= Exercise task =
Using the records that follow, copy every line containing the word "have".

= Supplied data =
::::::::::
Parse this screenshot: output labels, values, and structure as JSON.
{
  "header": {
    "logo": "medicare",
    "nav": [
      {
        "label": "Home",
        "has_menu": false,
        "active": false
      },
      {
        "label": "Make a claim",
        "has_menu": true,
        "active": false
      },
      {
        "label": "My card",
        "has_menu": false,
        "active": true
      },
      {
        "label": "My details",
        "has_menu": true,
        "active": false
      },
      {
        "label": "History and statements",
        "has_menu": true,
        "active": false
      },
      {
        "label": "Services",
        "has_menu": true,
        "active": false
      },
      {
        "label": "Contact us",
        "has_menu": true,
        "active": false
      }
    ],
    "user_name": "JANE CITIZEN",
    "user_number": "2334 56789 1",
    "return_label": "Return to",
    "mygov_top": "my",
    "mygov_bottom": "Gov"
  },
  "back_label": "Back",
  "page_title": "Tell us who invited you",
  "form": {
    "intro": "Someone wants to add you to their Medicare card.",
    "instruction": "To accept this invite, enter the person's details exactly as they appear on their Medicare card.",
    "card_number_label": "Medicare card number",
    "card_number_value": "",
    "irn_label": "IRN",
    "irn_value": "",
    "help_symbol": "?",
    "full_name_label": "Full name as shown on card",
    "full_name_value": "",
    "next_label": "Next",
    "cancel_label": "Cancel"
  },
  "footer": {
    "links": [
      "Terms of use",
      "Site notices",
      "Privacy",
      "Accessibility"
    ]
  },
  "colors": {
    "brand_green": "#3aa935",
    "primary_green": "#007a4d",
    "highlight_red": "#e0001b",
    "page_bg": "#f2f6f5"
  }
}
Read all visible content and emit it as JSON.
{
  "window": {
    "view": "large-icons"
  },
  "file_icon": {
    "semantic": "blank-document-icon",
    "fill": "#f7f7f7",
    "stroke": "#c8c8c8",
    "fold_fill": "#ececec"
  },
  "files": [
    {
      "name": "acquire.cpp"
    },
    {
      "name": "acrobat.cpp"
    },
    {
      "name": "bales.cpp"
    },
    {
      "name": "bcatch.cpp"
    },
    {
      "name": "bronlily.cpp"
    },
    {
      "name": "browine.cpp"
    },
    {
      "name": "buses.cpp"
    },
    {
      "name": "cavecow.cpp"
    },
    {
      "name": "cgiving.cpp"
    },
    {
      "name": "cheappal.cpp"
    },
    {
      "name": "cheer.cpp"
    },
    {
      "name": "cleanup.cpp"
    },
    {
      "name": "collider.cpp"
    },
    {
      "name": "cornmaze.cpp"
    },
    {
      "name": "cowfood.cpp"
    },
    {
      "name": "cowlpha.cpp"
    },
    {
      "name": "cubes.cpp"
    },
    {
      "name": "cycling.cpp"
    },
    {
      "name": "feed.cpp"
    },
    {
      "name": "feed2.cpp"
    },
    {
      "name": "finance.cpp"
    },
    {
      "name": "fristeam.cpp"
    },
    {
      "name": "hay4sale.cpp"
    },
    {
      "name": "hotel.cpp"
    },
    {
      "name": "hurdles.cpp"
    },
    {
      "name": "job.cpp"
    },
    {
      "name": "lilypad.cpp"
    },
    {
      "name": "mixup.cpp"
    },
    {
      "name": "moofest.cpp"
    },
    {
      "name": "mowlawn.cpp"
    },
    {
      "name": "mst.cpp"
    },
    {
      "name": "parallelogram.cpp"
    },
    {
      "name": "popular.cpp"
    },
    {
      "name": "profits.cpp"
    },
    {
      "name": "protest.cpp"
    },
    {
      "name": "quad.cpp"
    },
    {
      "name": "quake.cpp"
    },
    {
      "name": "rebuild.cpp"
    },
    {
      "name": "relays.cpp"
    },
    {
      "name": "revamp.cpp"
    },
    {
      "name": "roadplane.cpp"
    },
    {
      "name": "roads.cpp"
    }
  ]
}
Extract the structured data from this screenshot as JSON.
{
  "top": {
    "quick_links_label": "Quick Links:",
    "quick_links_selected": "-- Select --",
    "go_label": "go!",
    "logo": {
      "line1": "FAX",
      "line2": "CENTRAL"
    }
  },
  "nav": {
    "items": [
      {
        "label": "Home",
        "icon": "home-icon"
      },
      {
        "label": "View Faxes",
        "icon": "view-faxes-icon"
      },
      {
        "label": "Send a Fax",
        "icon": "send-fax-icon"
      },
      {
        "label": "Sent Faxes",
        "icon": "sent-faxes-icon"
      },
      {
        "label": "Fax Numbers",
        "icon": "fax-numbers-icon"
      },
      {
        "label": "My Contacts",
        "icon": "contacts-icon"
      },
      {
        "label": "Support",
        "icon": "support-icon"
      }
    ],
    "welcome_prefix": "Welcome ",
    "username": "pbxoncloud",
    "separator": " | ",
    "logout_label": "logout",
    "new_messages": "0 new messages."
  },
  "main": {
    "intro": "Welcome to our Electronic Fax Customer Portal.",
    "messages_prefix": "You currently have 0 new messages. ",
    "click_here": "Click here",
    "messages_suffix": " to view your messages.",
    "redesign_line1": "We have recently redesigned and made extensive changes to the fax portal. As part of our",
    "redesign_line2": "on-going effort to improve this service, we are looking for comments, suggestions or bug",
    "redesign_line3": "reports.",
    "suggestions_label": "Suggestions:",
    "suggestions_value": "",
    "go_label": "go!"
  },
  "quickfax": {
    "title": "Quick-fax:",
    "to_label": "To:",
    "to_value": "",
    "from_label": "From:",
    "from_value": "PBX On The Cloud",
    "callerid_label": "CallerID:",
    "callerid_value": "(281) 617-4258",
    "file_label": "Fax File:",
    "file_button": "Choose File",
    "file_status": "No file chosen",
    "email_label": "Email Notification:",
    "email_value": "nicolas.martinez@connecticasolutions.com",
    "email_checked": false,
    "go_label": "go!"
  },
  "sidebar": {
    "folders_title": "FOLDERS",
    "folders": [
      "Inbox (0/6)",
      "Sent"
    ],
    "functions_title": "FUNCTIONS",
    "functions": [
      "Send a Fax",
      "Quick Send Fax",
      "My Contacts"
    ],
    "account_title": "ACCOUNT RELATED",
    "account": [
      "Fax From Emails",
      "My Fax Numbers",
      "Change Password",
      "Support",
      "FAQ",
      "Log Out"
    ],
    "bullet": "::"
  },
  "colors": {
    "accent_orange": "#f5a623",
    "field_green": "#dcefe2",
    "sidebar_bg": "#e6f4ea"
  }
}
::::::::::
= Written solution =
    "messages_prefix": "You currently have 0 new messages. ",
    "redesign_line1": "We have recently redesigned and made extensive changes to the fax portal. As part of our",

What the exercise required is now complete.